EXERCISE AIM -> Provide an exact copy of the data, excluding the images.

[Dataset entries]
------------------------

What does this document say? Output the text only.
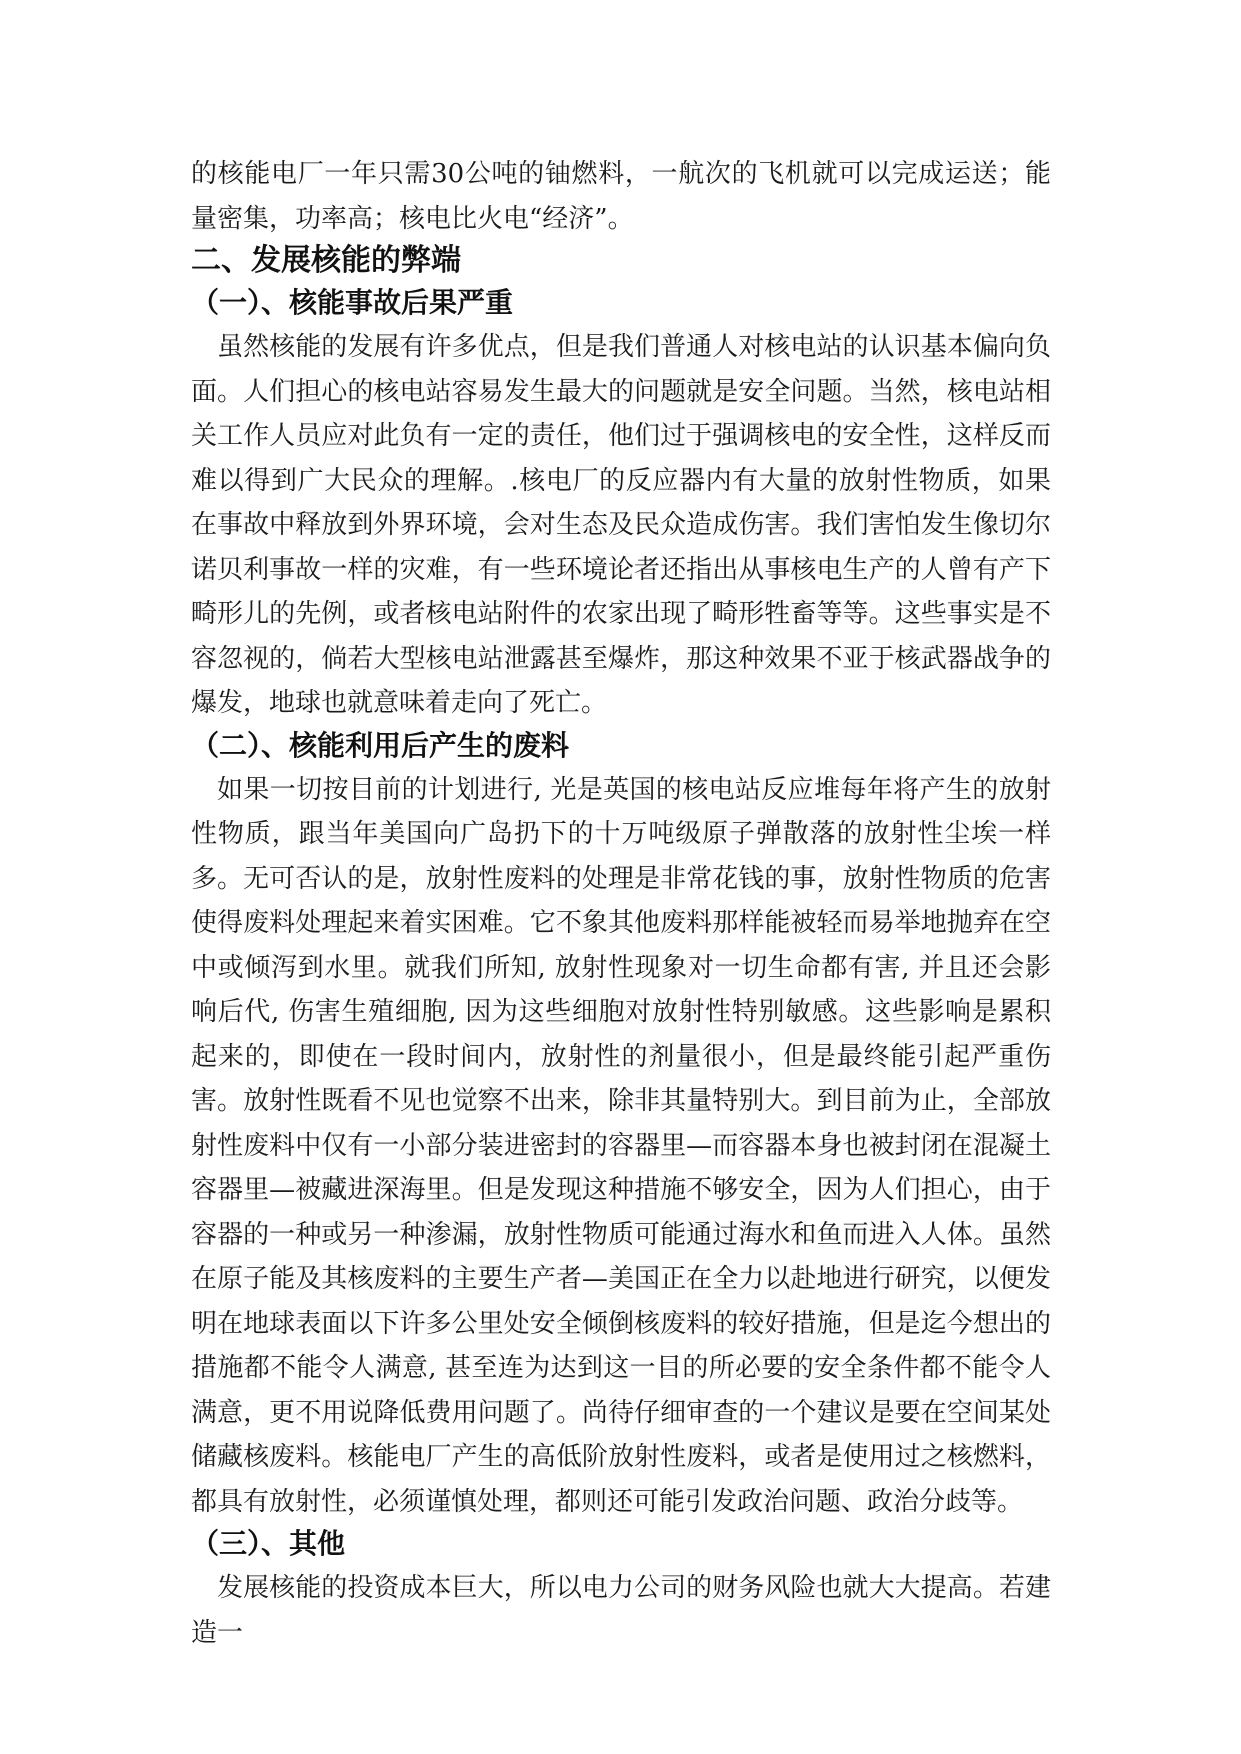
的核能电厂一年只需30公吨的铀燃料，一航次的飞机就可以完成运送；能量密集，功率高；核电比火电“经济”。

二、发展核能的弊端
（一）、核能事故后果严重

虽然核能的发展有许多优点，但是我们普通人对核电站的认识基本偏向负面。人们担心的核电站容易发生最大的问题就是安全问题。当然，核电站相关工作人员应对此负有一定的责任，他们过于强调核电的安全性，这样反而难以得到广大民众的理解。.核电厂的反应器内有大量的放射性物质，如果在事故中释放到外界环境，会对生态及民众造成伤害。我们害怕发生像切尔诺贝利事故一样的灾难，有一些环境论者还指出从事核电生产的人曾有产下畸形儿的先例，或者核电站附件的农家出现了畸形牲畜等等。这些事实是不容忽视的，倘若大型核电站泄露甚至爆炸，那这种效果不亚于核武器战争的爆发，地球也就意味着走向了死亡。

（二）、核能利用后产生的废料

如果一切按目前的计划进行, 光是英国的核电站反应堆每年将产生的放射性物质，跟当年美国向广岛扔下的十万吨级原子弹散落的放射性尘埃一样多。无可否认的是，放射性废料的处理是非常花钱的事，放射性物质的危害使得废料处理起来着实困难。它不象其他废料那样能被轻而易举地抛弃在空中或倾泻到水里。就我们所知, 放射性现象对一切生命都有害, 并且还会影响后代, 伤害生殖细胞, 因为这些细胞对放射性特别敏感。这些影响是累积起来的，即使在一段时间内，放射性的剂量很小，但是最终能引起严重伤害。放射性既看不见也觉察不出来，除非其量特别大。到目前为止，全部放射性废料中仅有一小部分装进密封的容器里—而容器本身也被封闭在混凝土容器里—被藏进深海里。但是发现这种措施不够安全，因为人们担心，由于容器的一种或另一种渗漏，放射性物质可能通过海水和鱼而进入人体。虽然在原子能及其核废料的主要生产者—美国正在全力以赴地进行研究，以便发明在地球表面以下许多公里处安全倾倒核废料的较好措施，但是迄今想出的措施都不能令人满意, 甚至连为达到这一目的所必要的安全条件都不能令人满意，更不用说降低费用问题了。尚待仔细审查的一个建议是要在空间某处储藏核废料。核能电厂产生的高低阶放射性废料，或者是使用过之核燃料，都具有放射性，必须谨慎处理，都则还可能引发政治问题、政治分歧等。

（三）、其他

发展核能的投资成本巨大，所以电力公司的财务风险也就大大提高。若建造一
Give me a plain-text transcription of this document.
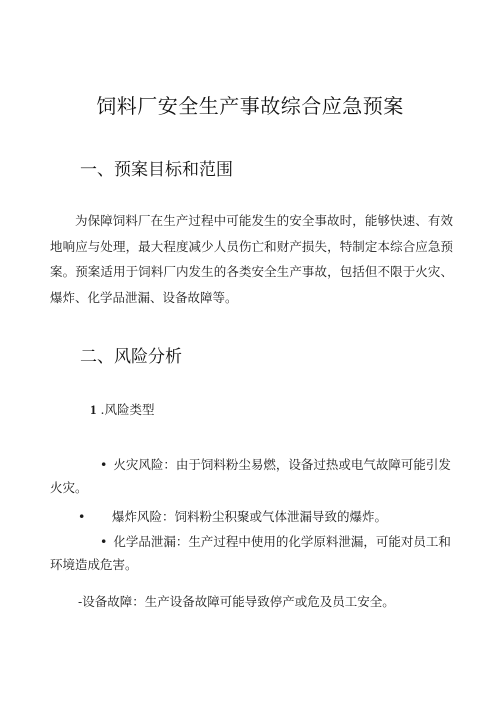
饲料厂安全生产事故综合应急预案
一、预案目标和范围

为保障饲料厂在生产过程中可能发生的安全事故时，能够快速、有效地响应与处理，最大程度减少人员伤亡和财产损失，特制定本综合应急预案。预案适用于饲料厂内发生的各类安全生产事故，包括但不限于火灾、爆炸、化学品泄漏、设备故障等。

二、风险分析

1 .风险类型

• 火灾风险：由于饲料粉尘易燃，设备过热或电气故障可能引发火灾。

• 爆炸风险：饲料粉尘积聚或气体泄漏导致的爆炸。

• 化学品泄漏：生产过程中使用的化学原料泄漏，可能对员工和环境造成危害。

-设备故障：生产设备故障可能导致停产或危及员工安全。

------------------------

EXERCISE RESPONSE ->
What does this document say? Output the text only.
的核能电厂一年只需30公吨的铀燃料，一航次的飞机就可以完成运送；能量密集，功率高；核电比火电“经济”。

二、发展核能的弊端
（一）、核能事故后果严重

虽然核能的发展有许多优点，但是我们普通人对核电站的认识基本偏向负面。人们担心的核电站容易发生最大的问题就是安全问题。当然，核电站相关工作人员应对此负有一定的责任，他们过于强调核电的安全性，这样反而难以得到广大民众的理解。.核电厂的反应器内有大量的放射性物质，如果在事故中释放到外界环境，会对生态及民众造成伤害。我们害怕发生像切尔诺贝利事故一样的灾难，有一些环境论者还指出从事核电生产的人曾有产下畸形儿的先例，或者核电站附件的农家出现了畸形牲畜等等。这些事实是不容忽视的，倘若大型核电站泄露甚至爆炸，那这种效果不亚于核武器战争的爆发，地球也就意味着走向了死亡。

（二）、核能利用后产生的废料

如果一切按目前的计划进行, 光是英国的核电站反应堆每年将产生的放射性物质，跟当年美国向广岛扔下的十万吨级原子弹散落的放射性尘埃一样多。无可否认的是，放射性废料的处理是非常花钱的事，放射性物质的危害使得废料处理起来着实困难。它不象其他废料那样能被轻而易举地抛弃在空中或倾泻到水里。就我们所知, 放射性现象对一切生命都有害, 并且还会影响后代, 伤害生殖细胞, 因为这些细胞对放射性特别敏感。这些影响是累积起来的，即使在一段时间内，放射性的剂量很小，但是最终能引起严重伤害。放射性既看不见也觉察不出来，除非其量特别大。到目前为止，全部放射性废料中仅有一小部分装进密封的容器里—而容器本身也被封闭在混凝土容器里—被藏进深海里。但是发现这种措施不够安全，因为人们担心，由于容器的一种或另一种渗漏，放射性物质可能通过海水和鱼而进入人体。虽然在原子能及其核废料的主要生产者—美国正在全力以赴地进行研究，以便发明在地球表面以下许多公里处安全倾倒核废料的较好措施，但是迄今想出的措施都不能令人满意, 甚至连为达到这一目的所必要的安全条件都不能令人满意，更不用说降低费用问题了。尚待仔细审查的一个建议是要在空间某处储藏核废料。核能电厂产生的高低阶放射性废料，或者是使用过之核燃料，都具有放射性，必须谨慎处理，都则还可能引发政治问题、政治分歧等。

（三）、其他

发展核能的投资成本巨大，所以电力公司的财务风险也就大大提高。若建造一
Give me a plain-text transcription of this document.
饲料厂安全生产事故综合应急预案
一、预案目标和范围

为保障饲料厂在生产过程中可能发生的安全事故时，能够快速、有效地响应与处理，最大程度减少人员伤亡和财产损失，特制定本综合应急预案。预案适用于饲料厂内发生的各类安全生产事故，包括但不限于火灾、爆炸、化学品泄漏、设备故障等。

二、风险分析

1 .风险类型

• 火灾风险：由于饲料粉尘易燃，设备过热或电气故障可能引发火灾。

• 爆炸风险：饲料粉尘积聚或气体泄漏导致的爆炸。

• 化学品泄漏：生产过程中使用的化学原料泄漏，可能对员工和环境造成危害。

-设备故障：生产设备故障可能导致停产或危及员工安全。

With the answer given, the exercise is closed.